[Extracted data entries]
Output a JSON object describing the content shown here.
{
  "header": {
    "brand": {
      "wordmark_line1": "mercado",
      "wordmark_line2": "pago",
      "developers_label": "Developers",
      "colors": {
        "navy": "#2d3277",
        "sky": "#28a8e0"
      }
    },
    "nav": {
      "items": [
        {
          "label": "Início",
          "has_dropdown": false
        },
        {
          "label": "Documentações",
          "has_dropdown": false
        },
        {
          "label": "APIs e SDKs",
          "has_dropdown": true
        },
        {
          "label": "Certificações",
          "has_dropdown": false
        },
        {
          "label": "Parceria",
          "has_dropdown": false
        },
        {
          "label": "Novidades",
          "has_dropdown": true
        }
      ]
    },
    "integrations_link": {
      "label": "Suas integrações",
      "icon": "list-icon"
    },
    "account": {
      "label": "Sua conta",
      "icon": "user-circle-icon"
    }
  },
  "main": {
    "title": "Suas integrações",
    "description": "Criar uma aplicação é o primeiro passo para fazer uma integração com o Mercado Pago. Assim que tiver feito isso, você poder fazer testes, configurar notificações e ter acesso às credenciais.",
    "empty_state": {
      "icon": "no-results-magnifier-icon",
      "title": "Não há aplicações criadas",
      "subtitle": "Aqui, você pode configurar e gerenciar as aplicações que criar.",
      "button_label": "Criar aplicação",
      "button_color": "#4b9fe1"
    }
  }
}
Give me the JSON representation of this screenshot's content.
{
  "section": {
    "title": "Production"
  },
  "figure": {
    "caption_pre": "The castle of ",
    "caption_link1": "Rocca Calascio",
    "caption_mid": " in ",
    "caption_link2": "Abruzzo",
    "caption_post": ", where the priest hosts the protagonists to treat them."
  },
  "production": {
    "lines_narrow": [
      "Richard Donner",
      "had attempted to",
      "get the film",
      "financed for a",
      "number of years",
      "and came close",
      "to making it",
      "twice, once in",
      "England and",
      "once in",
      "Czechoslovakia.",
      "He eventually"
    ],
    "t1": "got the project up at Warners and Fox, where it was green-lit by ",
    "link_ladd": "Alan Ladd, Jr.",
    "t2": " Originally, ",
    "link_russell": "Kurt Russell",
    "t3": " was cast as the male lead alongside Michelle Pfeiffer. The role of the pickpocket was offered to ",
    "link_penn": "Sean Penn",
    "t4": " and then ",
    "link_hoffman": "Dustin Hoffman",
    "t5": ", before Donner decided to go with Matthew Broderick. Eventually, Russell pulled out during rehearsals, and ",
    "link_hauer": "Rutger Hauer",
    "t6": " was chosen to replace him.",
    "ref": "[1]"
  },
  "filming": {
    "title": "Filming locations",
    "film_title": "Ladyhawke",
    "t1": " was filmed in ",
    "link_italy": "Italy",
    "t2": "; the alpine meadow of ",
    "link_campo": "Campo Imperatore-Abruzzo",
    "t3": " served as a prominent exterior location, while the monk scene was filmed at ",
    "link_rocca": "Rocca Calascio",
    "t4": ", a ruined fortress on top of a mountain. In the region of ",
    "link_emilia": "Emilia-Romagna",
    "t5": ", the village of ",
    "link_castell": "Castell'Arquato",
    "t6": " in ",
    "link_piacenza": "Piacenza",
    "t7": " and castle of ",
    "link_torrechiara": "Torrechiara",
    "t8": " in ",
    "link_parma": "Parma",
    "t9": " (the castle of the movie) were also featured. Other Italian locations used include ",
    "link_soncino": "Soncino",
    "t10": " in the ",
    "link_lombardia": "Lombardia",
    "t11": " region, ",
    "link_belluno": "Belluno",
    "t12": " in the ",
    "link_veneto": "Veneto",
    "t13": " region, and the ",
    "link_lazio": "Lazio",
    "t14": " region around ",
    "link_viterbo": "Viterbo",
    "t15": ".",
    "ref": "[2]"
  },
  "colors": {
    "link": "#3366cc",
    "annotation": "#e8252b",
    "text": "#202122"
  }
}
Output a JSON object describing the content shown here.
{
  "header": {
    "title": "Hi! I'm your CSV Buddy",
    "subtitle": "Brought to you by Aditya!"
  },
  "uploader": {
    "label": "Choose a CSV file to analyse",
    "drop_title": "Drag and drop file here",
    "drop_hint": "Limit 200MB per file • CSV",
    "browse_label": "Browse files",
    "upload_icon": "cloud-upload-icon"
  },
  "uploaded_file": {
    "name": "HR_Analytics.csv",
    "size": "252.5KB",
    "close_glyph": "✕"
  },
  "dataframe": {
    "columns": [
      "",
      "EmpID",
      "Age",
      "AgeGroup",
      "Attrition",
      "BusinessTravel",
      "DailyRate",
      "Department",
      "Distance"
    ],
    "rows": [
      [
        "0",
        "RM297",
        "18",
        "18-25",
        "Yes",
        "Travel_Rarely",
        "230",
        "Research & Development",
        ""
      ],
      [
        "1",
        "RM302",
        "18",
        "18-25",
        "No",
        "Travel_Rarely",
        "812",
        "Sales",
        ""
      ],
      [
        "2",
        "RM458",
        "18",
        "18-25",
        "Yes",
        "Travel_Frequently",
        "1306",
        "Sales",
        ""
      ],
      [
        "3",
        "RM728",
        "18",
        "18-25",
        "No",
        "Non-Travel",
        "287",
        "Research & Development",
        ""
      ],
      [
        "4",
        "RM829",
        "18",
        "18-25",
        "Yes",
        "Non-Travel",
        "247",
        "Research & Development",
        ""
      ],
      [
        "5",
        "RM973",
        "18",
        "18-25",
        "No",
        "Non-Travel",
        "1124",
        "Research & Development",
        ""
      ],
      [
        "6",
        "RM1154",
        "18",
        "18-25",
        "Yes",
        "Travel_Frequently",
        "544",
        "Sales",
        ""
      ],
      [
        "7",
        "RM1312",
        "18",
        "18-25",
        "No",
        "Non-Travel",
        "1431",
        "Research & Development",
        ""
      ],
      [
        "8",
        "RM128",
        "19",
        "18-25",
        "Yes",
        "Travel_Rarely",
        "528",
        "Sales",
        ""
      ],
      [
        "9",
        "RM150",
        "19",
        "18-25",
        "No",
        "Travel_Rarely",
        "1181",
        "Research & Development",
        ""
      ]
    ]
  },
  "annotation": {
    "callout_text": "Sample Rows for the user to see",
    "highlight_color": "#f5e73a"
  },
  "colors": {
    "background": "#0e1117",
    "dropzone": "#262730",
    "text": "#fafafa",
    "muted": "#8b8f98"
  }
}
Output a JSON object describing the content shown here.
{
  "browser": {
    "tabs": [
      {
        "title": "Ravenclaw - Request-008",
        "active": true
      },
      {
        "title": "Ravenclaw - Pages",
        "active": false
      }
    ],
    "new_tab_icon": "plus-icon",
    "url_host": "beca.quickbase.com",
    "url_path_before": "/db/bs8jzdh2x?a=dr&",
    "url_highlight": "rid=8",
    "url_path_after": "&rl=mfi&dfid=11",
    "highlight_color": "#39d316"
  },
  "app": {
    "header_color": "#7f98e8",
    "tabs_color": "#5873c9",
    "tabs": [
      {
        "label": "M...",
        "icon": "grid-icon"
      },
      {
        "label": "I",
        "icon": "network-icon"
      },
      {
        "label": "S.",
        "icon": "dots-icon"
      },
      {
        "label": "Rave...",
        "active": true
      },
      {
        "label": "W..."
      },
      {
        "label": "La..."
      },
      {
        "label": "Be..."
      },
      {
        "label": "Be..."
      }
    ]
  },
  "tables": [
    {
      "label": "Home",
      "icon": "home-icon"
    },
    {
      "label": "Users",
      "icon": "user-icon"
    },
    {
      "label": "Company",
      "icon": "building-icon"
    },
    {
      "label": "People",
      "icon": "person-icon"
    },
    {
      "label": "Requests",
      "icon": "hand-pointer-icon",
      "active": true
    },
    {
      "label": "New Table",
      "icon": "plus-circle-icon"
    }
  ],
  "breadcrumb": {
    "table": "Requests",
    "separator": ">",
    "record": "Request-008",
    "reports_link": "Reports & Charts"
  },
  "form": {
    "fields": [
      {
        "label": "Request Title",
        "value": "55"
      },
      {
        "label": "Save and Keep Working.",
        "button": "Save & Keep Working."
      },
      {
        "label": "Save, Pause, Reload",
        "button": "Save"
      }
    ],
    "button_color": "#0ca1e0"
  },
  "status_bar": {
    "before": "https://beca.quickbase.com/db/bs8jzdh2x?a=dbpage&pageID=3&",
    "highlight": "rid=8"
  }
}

▶ _Set problem_
Gather each line from the listing above that holds "Rocca".

▶ _Full answer_
    "caption_link1": "Rocca Calascio",
    "link_rocca": "Rocca Calascio",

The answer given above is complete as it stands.